Figure record extracts:
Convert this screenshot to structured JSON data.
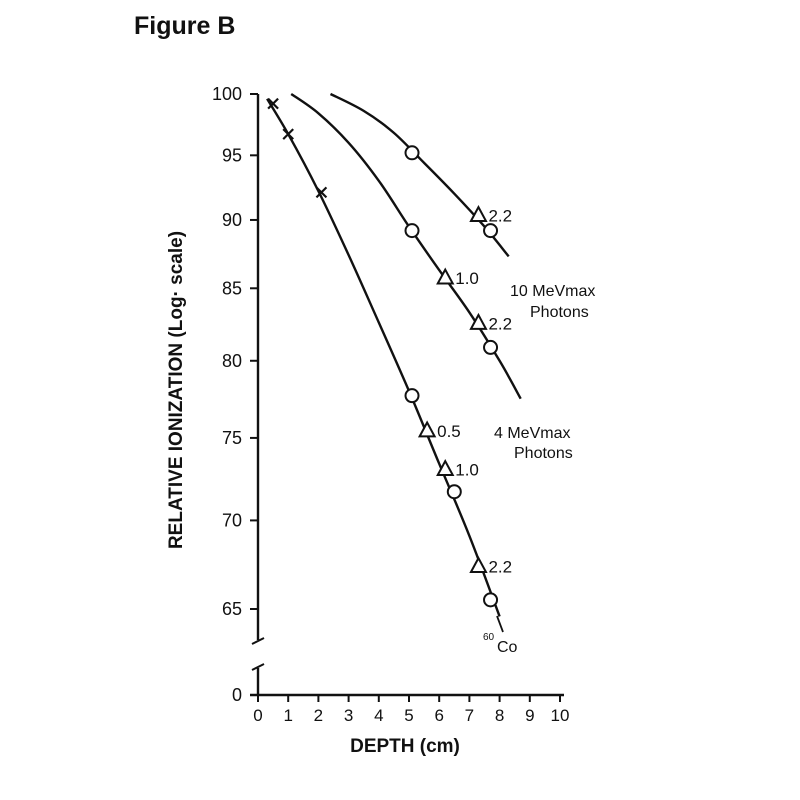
{
  "figure_label": "Figure B",
  "chart_data": {
    "type": "line",
    "title": "",
    "xlabel": "DEPTH (cm)",
    "ylabel": "RELATIVE IONIZATION (Log· scale)",
    "xlim": [
      0,
      10
    ],
    "ylim": [
      65,
      100
    ],
    "y_scale": "log",
    "y_axis_break": true,
    "grid": false,
    "x_ticks": [
      "0",
      "1",
      "2",
      "3",
      "4",
      "5",
      "6",
      "7",
      "8",
      "9",
      "10"
    ],
    "y_ticks": [
      "0",
      "65",
      "70",
      "75",
      "80",
      "85",
      "90",
      "95",
      "100"
    ],
    "series": [
      {
        "name": "10 MeVmax Photons",
        "label_lines": [
          "10 MeVmax",
          "Photons"
        ],
        "curve": [
          [
            2.4,
            100
          ],
          [
            3.5,
            98.6
          ],
          [
            4.5,
            96.8
          ],
          [
            5.5,
            94.4
          ],
          [
            6.5,
            92.0
          ],
          [
            7.5,
            89.5
          ],
          [
            8.3,
            87.3
          ]
        ],
        "circles": [
          [
            5.1,
            95.2
          ],
          [
            7.7,
            89.2
          ]
        ],
        "triangles": [
          {
            "x": 7.3,
            "y": 90.4,
            "label": "2.2"
          }
        ]
      },
      {
        "name": "4 MeVmax Photons",
        "label_lines": [
          "4 MeVmax",
          "Photons"
        ],
        "curve": [
          [
            1.1,
            100
          ],
          [
            2.0,
            98.4
          ],
          [
            3.0,
            96.0
          ],
          [
            4.0,
            93.0
          ],
          [
            5.0,
            89.5
          ],
          [
            6.0,
            86.3
          ],
          [
            7.0,
            83.3
          ],
          [
            8.0,
            80.0
          ],
          [
            8.7,
            77.5
          ]
        ],
        "circles": [
          [
            5.1,
            89.2
          ],
          [
            7.7,
            80.9
          ]
        ],
        "triangles": [
          {
            "x": 6.2,
            "y": 85.8,
            "label": "1.0"
          },
          {
            "x": 7.3,
            "y": 82.6,
            "label": "2.2"
          }
        ]
      },
      {
        "name": "60Co",
        "label_lines": [
          "60",
          "Co"
        ],
        "curve": [
          [
            0.3,
            99.6
          ],
          [
            1.0,
            96.7
          ],
          [
            2.0,
            92.2
          ],
          [
            3.0,
            87.4
          ],
          [
            4.0,
            82.6
          ],
          [
            5.0,
            78.0
          ],
          [
            6.0,
            73.4
          ],
          [
            7.0,
            69.1
          ],
          [
            8.0,
            64.6
          ]
        ],
        "crosses": [
          [
            0.5,
            99.2
          ],
          [
            1.0,
            96.7
          ],
          [
            2.1,
            92.1
          ]
        ],
        "circles": [
          [
            5.1,
            77.7
          ],
          [
            6.5,
            71.7
          ],
          [
            7.7,
            65.5
          ]
        ],
        "triangles": [
          {
            "x": 5.6,
            "y": 75.5,
            "label": "0.5"
          },
          {
            "x": 6.2,
            "y": 73.1,
            "label": "1.0"
          },
          {
            "x": 7.3,
            "y": 67.4,
            "label": "2.2"
          }
        ]
      }
    ]
  }
}
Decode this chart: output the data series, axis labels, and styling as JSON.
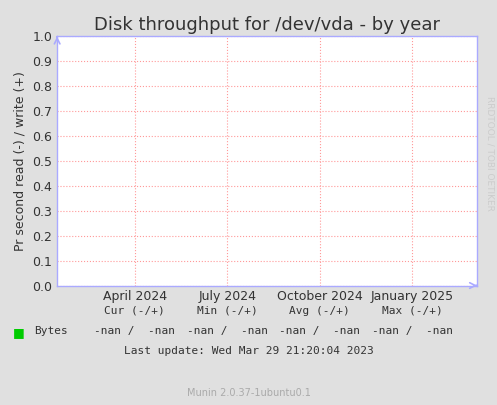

What is required: Transcribe all of the records above character for character. Exclude the pictures.

Output of the exercise:
Convert this screenshot to structured JSON data.
{
  "figure_label": "Figure B",
  "chart_data": {
    "type": "line",
    "title": "",
    "xlabel": "DEPTH (cm)",
    "ylabel": "RELATIVE IONIZATION (Log· scale)",
    "xlim": [
      0,
      10
    ],
    "ylim": [
      65,
      100
    ],
    "y_scale": "log",
    "y_axis_break": true,
    "grid": false,
    "x_ticks": [
      "0",
      "1",
      "2",
      "3",
      "4",
      "5",
      "6",
      "7",
      "8",
      "9",
      "10"
    ],
    "y_ticks": [
      "0",
      "65",
      "70",
      "75",
      "80",
      "85",
      "90",
      "95",
      "100"
    ],
    "series": [
      {
        "name": "10 MeVmax Photons",
        "label_lines": [
          "10 MeVmax",
          "Photons"
        ],
        "curve": [
          [
            2.4,
            100
          ],
          [
            3.5,
            98.6
          ],
          [
            4.5,
            96.8
          ],
          [
            5.5,
            94.4
          ],
          [
            6.5,
            92.0
          ],
          [
            7.5,
            89.5
          ],
          [
            8.3,
            87.3
          ]
        ],
        "circles": [
          [
            5.1,
            95.2
          ],
          [
            7.7,
            89.2
          ]
        ],
        "triangles": [
          {
            "x": 7.3,
            "y": 90.4,
            "label": "2.2"
          }
        ]
      },
      {
        "name": "4 MeVmax Photons",
        "label_lines": [
          "4 MeVmax",
          "Photons"
        ],
        "curve": [
          [
            1.1,
            100
          ],
          [
            2.0,
            98.4
          ],
          [
            3.0,
            96.0
          ],
          [
            4.0,
            93.0
          ],
          [
            5.0,
            89.5
          ],
          [
            6.0,
            86.3
          ],
          [
            7.0,
            83.3
          ],
          [
            8.0,
            80.0
          ],
          [
            8.7,
            77.5
          ]
        ],
        "circles": [
          [
            5.1,
            89.2
          ],
          [
            7.7,
            80.9
          ]
        ],
        "triangles": [
          {
            "x": 6.2,
            "y": 85.8,
            "label": "1.0"
          },
          {
            "x": 7.3,
            "y": 82.6,
            "label": "2.2"
          }
        ]
      },
      {
        "name": "60Co",
        "label_lines": [
          "60",
          "Co"
        ],
        "curve": [
          [
            0.3,
            99.6
          ],
          [
            1.0,
            96.7
          ],
          [
            2.0,
            92.2
          ],
          [
            3.0,
            87.4
          ],
          [
            4.0,
            82.6
          ],
          [
            5.0,
            78.0
          ],
          [
            6.0,
            73.4
          ],
          [
            7.0,
            69.1
          ],
          [
            8.0,
            64.6
          ]
        ],
        "crosses": [
          [
            0.5,
            99.2
          ],
          [
            1.0,
            96.7
          ],
          [
            2.1,
            92.1
          ]
        ],
        "circles": [
          [
            5.1,
            77.7
          ],
          [
            6.5,
            71.7
          ],
          [
            7.7,
            65.5
          ]
        ],
        "triangles": [
          {
            "x": 5.6,
            "y": 75.5,
            "label": "0.5"
          },
          {
            "x": 6.2,
            "y": 73.1,
            "label": "1.0"
          },
          {
            "x": 7.3,
            "y": 67.4,
            "label": "2.2"
          }
        ]
      }
    ]
  }
}
Decode this chart: output the data series, axis labels, and styling as JSON.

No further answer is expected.